[DATA ENTRIES]

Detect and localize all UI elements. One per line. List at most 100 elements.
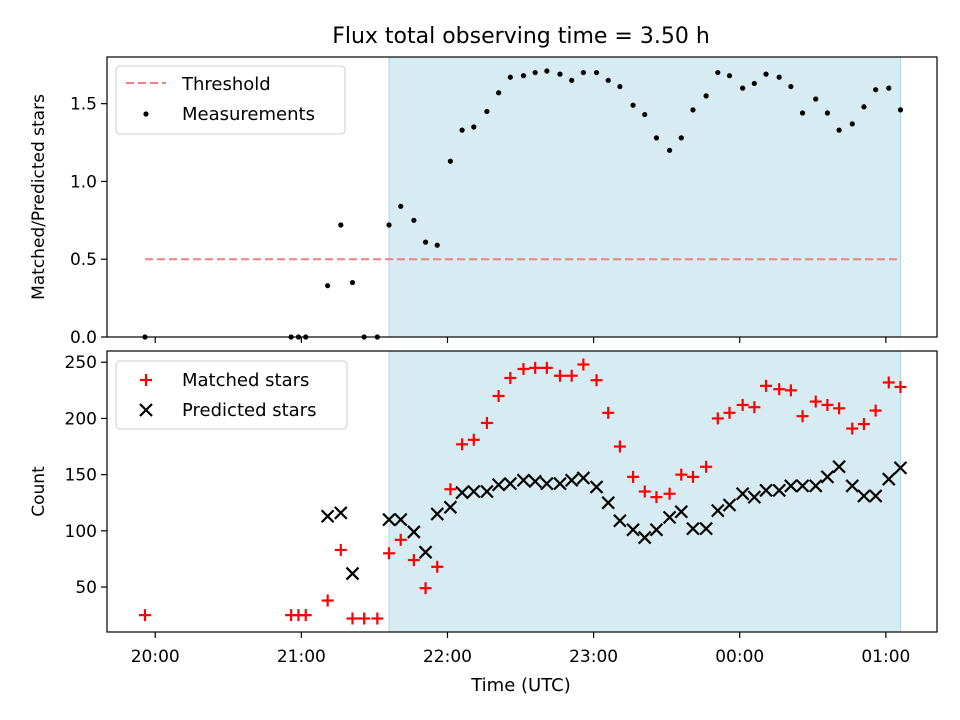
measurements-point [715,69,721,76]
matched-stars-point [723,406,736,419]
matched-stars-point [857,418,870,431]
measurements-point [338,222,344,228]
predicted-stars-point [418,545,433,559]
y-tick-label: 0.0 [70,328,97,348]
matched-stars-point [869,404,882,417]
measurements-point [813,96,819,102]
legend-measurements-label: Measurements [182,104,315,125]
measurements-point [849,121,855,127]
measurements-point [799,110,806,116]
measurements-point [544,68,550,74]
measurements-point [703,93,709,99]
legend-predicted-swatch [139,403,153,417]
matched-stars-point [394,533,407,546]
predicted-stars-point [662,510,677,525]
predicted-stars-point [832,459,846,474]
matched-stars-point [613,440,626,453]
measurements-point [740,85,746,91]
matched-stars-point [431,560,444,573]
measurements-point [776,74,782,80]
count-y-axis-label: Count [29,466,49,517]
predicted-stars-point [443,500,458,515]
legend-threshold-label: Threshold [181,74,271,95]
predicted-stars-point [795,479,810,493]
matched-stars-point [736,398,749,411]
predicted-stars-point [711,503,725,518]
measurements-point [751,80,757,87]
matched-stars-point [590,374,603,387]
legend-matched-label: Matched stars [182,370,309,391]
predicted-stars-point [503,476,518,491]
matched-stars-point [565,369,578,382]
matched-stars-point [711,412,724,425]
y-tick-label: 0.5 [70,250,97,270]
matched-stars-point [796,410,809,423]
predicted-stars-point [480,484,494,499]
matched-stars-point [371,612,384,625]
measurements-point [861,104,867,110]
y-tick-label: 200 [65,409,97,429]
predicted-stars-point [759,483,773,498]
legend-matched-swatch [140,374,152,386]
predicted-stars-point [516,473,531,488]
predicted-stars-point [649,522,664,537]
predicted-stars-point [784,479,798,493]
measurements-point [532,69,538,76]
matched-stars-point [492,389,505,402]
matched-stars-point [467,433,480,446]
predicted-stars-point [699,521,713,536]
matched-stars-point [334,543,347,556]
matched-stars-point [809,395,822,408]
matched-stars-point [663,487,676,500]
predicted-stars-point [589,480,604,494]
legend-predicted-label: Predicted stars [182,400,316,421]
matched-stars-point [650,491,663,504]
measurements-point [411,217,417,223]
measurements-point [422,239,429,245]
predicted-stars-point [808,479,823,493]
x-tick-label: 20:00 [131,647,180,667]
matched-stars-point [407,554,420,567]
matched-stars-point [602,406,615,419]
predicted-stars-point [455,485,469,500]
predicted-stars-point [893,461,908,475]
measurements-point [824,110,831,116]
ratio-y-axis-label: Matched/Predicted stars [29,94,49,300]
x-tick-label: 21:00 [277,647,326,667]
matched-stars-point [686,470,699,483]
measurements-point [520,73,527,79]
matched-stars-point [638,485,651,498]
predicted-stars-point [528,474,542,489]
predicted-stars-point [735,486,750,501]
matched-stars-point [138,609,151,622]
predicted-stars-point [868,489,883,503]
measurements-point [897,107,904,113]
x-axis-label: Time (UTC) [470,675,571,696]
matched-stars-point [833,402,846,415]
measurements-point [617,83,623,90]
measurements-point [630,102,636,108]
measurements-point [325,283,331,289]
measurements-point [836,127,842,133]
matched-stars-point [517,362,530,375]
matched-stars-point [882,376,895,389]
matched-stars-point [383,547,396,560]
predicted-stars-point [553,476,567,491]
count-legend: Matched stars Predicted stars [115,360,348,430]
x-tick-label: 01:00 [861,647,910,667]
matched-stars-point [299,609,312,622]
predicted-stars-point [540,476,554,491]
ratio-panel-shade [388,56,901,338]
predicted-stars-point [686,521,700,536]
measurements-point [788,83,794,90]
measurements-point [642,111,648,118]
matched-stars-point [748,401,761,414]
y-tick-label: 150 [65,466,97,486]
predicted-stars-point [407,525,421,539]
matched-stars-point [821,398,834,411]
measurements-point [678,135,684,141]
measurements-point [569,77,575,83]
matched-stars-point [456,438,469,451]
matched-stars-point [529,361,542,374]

...

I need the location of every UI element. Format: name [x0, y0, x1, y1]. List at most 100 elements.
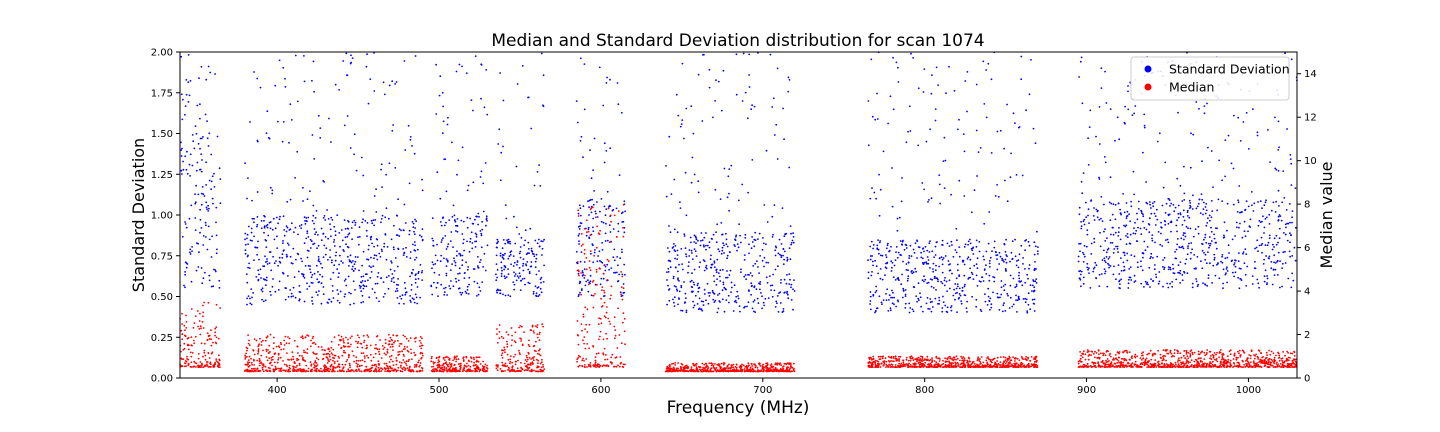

...

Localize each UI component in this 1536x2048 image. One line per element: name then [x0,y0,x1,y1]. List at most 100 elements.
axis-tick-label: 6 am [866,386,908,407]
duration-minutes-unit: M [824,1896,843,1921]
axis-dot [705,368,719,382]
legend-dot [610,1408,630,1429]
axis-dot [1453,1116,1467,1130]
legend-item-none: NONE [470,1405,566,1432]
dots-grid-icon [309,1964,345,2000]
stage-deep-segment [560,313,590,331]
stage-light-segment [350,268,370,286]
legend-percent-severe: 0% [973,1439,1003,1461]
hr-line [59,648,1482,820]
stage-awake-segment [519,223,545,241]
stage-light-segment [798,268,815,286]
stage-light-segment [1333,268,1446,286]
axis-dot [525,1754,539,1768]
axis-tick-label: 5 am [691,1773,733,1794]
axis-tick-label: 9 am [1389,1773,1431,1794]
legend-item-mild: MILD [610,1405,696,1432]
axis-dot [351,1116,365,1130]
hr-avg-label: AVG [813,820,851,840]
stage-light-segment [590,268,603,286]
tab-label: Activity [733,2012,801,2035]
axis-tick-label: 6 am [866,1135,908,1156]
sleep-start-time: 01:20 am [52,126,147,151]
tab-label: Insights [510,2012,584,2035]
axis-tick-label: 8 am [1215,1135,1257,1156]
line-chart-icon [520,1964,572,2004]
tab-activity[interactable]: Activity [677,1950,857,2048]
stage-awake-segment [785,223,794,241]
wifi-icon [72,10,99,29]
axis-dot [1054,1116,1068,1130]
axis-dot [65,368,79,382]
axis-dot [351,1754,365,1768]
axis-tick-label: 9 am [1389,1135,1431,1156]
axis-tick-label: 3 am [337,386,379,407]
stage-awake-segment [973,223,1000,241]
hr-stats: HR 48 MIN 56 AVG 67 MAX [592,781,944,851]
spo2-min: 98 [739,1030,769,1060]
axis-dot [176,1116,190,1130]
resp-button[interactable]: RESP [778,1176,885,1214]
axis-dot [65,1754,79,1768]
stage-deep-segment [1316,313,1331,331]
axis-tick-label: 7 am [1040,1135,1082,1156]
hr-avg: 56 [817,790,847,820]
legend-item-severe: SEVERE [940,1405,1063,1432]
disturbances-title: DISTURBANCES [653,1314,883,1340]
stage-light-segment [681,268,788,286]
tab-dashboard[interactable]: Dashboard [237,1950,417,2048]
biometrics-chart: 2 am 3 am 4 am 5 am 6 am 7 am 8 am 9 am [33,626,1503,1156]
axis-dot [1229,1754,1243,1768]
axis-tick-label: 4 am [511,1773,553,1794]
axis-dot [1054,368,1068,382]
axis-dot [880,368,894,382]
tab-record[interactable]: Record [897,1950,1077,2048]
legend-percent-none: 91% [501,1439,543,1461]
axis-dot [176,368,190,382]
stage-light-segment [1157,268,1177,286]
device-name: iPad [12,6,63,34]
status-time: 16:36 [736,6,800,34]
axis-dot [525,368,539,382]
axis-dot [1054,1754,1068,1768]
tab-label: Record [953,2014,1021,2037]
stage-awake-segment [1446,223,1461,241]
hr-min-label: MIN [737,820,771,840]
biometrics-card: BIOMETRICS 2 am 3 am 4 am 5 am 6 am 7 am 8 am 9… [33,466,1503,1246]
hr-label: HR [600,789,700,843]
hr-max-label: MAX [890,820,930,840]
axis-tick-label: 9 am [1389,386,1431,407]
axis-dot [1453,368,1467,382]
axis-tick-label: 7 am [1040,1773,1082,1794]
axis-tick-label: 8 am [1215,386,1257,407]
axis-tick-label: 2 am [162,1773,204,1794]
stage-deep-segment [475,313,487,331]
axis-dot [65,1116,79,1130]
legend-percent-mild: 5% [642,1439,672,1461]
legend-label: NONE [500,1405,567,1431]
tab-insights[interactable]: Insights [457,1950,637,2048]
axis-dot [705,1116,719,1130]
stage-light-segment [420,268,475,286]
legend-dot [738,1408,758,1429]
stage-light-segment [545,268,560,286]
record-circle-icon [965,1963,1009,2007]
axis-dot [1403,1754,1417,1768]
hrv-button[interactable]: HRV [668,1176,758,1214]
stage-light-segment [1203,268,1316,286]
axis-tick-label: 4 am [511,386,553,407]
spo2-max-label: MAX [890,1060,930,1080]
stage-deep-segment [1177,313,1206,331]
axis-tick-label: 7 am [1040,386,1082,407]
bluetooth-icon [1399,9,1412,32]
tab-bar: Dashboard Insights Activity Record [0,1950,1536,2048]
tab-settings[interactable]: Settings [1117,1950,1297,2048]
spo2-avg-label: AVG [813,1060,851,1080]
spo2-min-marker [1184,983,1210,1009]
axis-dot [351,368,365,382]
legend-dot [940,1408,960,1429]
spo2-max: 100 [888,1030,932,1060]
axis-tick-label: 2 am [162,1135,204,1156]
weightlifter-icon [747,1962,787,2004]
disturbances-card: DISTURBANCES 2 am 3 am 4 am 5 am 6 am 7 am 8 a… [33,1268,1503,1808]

[SET PROBLEM] Update the items on the lines from the one holding "Detect and localize" through the one holding "measurements-point [799,110,806,116]", inclusive, so that "matched-stars-point" becomes "matched-star-marker" and nothing else changes. Leave the picture out of your answer.

[RESULT OF THE EXERCISE]
Detect and localize all UI elements. One per line. List at most 100 elements.
measurements-point [715,69,721,76]
matched-star-marker [723,406,736,419]
matched-star-marker [857,418,870,431]
measurements-point [338,222,344,228]
predicted-stars-point [418,545,433,559]
y-tick-label: 0.0 [70,328,97,348]
matched-star-marker [869,404,882,417]
measurements-point [813,96,819,102]
legend-measurements-label: Measurements [182,104,315,125]
measurements-point [849,121,855,127]
measurements-point [799,110,806,116]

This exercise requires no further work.